-- Brano --
--

Boom di premium e speciali. La birra cresce dieci volte

Nel giro di pochi anni il mercato italiano della birra è letteralmente esploso. Rispetto alla metà dello scorso decennio anche i brand storici hanno moltiplicato almeno per 10 l’assortimento. Da prodotto standardizzato e sostanzialmente quasi indifferenziato la “bionda” è diventata un oggetto del desiderio per consumatori alla ricerca di gratificazioni gustative. Da bevanda dissetante ora la birra rischia di fare concorrenza al parente più blasonato, almeno alle nostre latitudini: il nettare di Bacco. Come il vino, oramai, ce n’è una per ogni occasione e praticamente per ogni portata. 
Escludendo le birre artigianali che hanno una diffusione sostanzialmente locale, le bionde italiche non erano tantissime. Frutto di un processo di concentrazione iniziato sul finire degli anni Sessanta, quando sono spariti marchi vecchi anche di un secolo. La geografia finanziaria dei produttori è quella che si può vedere in tabella, con la maggioranza dei brand acquisiti da grandi gruppi stranieri. Alla olandese Heineken fanno capo Moretti e Dreher. Parla addirittura giapponese la Peroni, mentre un’altra casa storica, la Poretti, appartiene alla danese Carlsberg. Restano italiani al 100% due gruppi: Forst Menabrea, la prima dell’Alto Adige e la seconda di Biella, e l’accoppiata Castello-Pedavena (friulana e udinese). 
Ma dove prima c’era un’unica bottiglia e un unico prodotto, fra l’altro senza molte pretese in ossequio al verbo della standardizzazione industriale, ora ce ne sono anche poco meno di venti. Fra edizioni speciali, bottiglie premium ed etichette legate ai territori, c’è da confondersi, tanto l’offerta è ampia e segmentata. Peroni ha 13 etichette diverse, Moretti 18 come Forst Menabrea, Poretti 17 al pari di Castello Pedavena. Se fino alla metà degli anni Dieci c’erano una decina di bottiglie differenti, ora ce ne sono quasi novanta. 
E proprio l’antico birrificio di Valganna, nel Varesotto, ha tracciato la strada per la moltiplicazione esplosiva delle etichette. Dietro al successo che ha portato Carlsberg Italia, proprietaria di Poretti, al 9,7% del mercato italiano c’è un manager, Alberto Frausin, spedito dai danesi nello storico impianto di Induno Olona con un compito: chiudere e licenziare tutti. Ma Frausin capisce che nei cassetti del birrificio fondato nel 1877 c’è un tesoro di tradizioni, idee e progetti. Così inizia l’epopea dei Luppoli (le birre Poretti si distinguono quasi tutte per il numero di luppoli utilizzati, da 3 a 10). Al posto della vecchia Splugen ora ci sono 17 etichette. Tutte di grande successo. «Al mio arrivo ho capito che c’era una tradizione inimitabile», mi spiega Frausin, «e mi sono limitato a riportare in vita vecchi prodotti dimenticati. A cui di recente se ne sono aggiunti di nuovi, come la 10 Luppoli Bollicine Rosé. Il mercato ha reagito molto bene. Probabilmente era quello che si aspettavano i consumatori».

--

-- Record forniti --
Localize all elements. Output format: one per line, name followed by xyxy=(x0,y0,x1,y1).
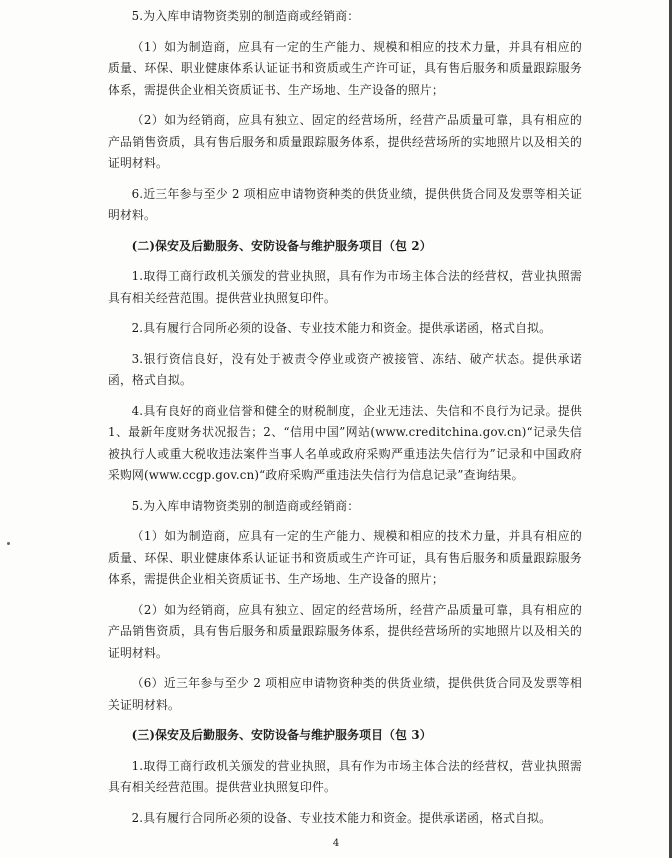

--

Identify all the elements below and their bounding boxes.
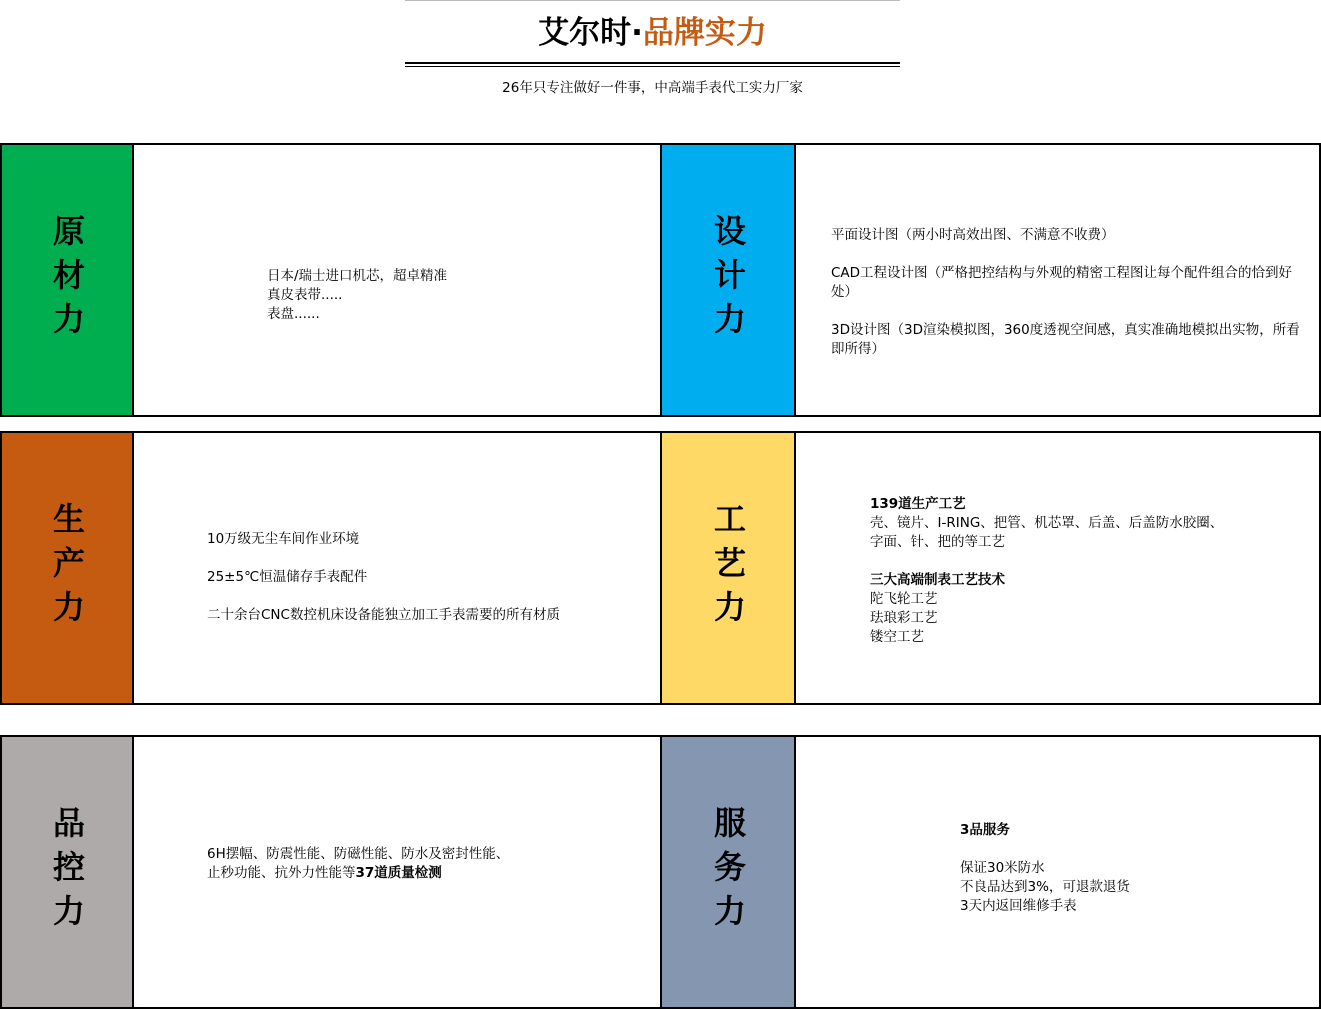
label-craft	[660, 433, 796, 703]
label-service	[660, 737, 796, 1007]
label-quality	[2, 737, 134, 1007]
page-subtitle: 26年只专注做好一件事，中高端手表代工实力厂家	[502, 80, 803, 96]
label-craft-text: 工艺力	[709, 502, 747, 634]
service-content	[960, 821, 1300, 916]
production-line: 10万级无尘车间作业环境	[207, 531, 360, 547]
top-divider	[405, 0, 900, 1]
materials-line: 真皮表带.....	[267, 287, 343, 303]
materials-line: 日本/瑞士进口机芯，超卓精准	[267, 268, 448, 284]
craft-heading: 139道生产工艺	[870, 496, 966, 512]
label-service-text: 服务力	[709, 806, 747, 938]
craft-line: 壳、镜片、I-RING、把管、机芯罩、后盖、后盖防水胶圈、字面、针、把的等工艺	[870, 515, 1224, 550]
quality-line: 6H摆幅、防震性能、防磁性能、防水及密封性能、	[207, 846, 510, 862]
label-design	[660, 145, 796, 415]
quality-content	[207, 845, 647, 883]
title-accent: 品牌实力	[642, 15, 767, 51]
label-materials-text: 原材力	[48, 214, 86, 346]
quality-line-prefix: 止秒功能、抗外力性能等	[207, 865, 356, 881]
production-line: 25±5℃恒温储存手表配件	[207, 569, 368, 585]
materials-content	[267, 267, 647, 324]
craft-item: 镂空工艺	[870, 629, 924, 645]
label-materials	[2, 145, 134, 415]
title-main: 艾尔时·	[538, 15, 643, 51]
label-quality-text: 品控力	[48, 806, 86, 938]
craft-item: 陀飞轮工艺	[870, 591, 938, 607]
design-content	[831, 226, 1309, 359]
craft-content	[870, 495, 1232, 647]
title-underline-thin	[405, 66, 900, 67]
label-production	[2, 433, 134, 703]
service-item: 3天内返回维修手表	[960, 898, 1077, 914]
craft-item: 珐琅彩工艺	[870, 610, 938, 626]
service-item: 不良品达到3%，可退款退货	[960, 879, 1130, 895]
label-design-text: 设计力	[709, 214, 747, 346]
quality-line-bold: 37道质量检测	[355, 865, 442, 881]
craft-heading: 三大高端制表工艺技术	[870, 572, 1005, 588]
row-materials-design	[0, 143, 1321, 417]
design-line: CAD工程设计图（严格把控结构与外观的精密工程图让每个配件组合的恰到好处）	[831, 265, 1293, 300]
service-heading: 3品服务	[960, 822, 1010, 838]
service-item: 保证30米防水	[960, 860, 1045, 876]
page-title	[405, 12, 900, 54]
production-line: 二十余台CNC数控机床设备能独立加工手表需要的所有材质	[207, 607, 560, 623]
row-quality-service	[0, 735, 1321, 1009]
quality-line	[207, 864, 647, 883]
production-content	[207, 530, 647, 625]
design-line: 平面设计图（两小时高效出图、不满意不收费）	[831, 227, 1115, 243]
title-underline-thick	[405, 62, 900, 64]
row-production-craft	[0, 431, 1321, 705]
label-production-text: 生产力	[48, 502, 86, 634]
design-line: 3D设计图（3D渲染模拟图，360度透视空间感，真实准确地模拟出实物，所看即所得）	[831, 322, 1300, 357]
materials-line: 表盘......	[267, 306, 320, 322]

--

-- Cosa farai --
A. Inserisci in una tabella Markdown con le colonne "n" e "Riga" le righe dei record comprese tra quella che contiene "Identify all the" e quella che contiene "214, 86, 346]", estremi inclusi, numerandole e tralasciando le righe vuote. Lascia fuori dalla risposta le immagini.
B. Prosegui il brano sul mercato italiano della birra a partire dall'ultima frase riportata.

-- Risultati finali --
A.
| n | Riga |
|---|---|
| 1 | Identify all the elements below and their bounding boxes. |
| 2 | label-craft	[660, 433, 796, 703] |
| 3 | label-service	[660, 737, 796, 1007] |
| 4 | label-quality	[2, 737, 134, 1007] |
| 5 | page-subtitle: 26年只专注做好一件事，中高端手表代工实力厂家	[502, 80, 803, 96] |
| 6 | label-craft-text: 工艺力	[709, 502, 747, 634] |
| 7 | service-content	[960, 821, 1300, 916] |
| 8 | production-line: 10万级无尘车间作业环境	[207, 531, 360, 547] |
| 9 | top-divider	[405, 0, 900, 1] |
| 10 | materials-line: 真皮表带.....	[267, 287, 343, 303] |
| 11 | materials-line: 日本/瑞士进口机芯，超卓精准	[267, 268, 448, 284] |
| 12 | craft-heading: 139道生产工艺	[870, 496, 966, 512] |
| 13 | label-service-text: 服务力	[709, 806, 747, 938] |
| 14 | craft-line: 壳、镜片、I-RING、把管、机芯罩、后盖、后盖防水胶圈、字面、针、把的等工艺	[870, 515, 1224, 550] |
| 15 | quality-line: 6H摆幅、防震性能、防磁性能、防水及密封性能、	[207, 846, 510, 862] |
| 16 | label-design	[660, 145, 796, 415] |
| 17 | quality-content	[207, 845, 647, 883] |
| 18 | title-accent: 品牌实力	[642, 15, 767, 51] |
| 19 | label-materials-text: 原材力	[48, 214, 86, 346] |

B.
Anche Peroni non è da meno e ha arricchito l’offerta di birre speciali. Al pari della Moretti e degli altri player italiani. Le etichette sono sempre più caratterizzate e legate ai territori, come le regionali del Baffo o le 100% Italia della Peroni. Un fenomeno, questo dell’italianità, che coinvolge anche alcune marche della Gdo, come Coop, che ha chiamato «Birra Italiana» il prodotto di casa. 
A quantificare il trend ci ha pensato l’istituto di ricerca Iri nel Withe Paper 2017. Lo scorso anno le bionde standard rappresentavano il 37,3% del mercato, le premium il 31,2% e le speciali il 19,3. In crescita però dell’11,6% rispetto al 2015. In forte calo (-7%) le economy scese ad appena il 6,4% del mercato. 
Nonostante i margini siano cresciuti per i produttori, l’Iri rileva una forte pressione promozionale con le catene della Grande distribuzione che impongono ai birrifici sconti e offerte speciali. Nei segmenti Standard e Premium, dove si concentra la presenza di quasi tutte le grandi marche ed è più forte la concorrenza, le promozioni hanno superato il 50% del venduto complessivo. Una manna per i consumatori, ma con effetti negativi sui conti dei player di mercato, poco sopportabili nel lungo periodo.